### To be done
Without including any images, repeat the data exactly.
------ Data to process ------
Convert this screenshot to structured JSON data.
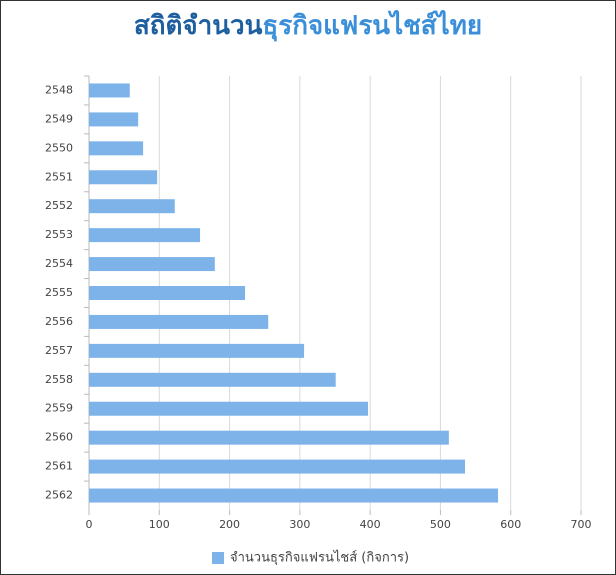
{
  "chart_data": {
    "type": "hbar",
    "title": [
      "สถิติจำนวน",
      "ธุรกิจแฟรนไชส์ไทย"
    ],
    "title_colors": [
      "#1e5fa0",
      "#3a8fd8"
    ],
    "categories": [
      "2548",
      "2549",
      "2550",
      "2551",
      "2552",
      "2553",
      "2554",
      "2555",
      "2556",
      "2557",
      "2558",
      "2559",
      "2560",
      "2561",
      "2562"
    ],
    "series": [
      {
        "name": "จำนวนธุรกิจแฟรนไชส์ (กิจการ)",
        "color": "#7eb3ea",
        "values": [
          58,
          70,
          77,
          97,
          122,
          158,
          179,
          222,
          255,
          306,
          351,
          397,
          512,
          535,
          582
        ]
      }
    ],
    "xlim": [
      0,
      700
    ],
    "xticks": [
      0,
      100,
      200,
      300,
      400,
      500,
      600,
      700
    ],
    "grid": true
  }
}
------
### Written response
Convert this screenshot to structured JSON data.
{
  "chart_data": {
    "type": "hbar",
    "title": [
      "สถิติจำนวน",
      "ธุรกิจแฟรนไชส์ไทย"
    ],
    "title_colors": [
      "#1e5fa0",
      "#3a8fd8"
    ],
    "categories": [
      "2548",
      "2549",
      "2550",
      "2551",
      "2552",
      "2553",
      "2554",
      "2555",
      "2556",
      "2557",
      "2558",
      "2559",
      "2560",
      "2561",
      "2562"
    ],
    "series": [
      {
        "name": "จำนวนธุรกิจแฟรนไชส์ (กิจการ)",
        "color": "#7eb3ea",
        "values": [
          58,
          70,
          77,
          97,
          122,
          158,
          179,
          222,
          255,
          306,
          351,
          397,
          512,
          535,
          582
        ]
      }
    ],
    "xlim": [
      0,
      700
    ],
    "xticks": [
      0,
      100,
      200,
      300,
      400,
      500,
      600,
      700
    ],
    "grid": true
  }
}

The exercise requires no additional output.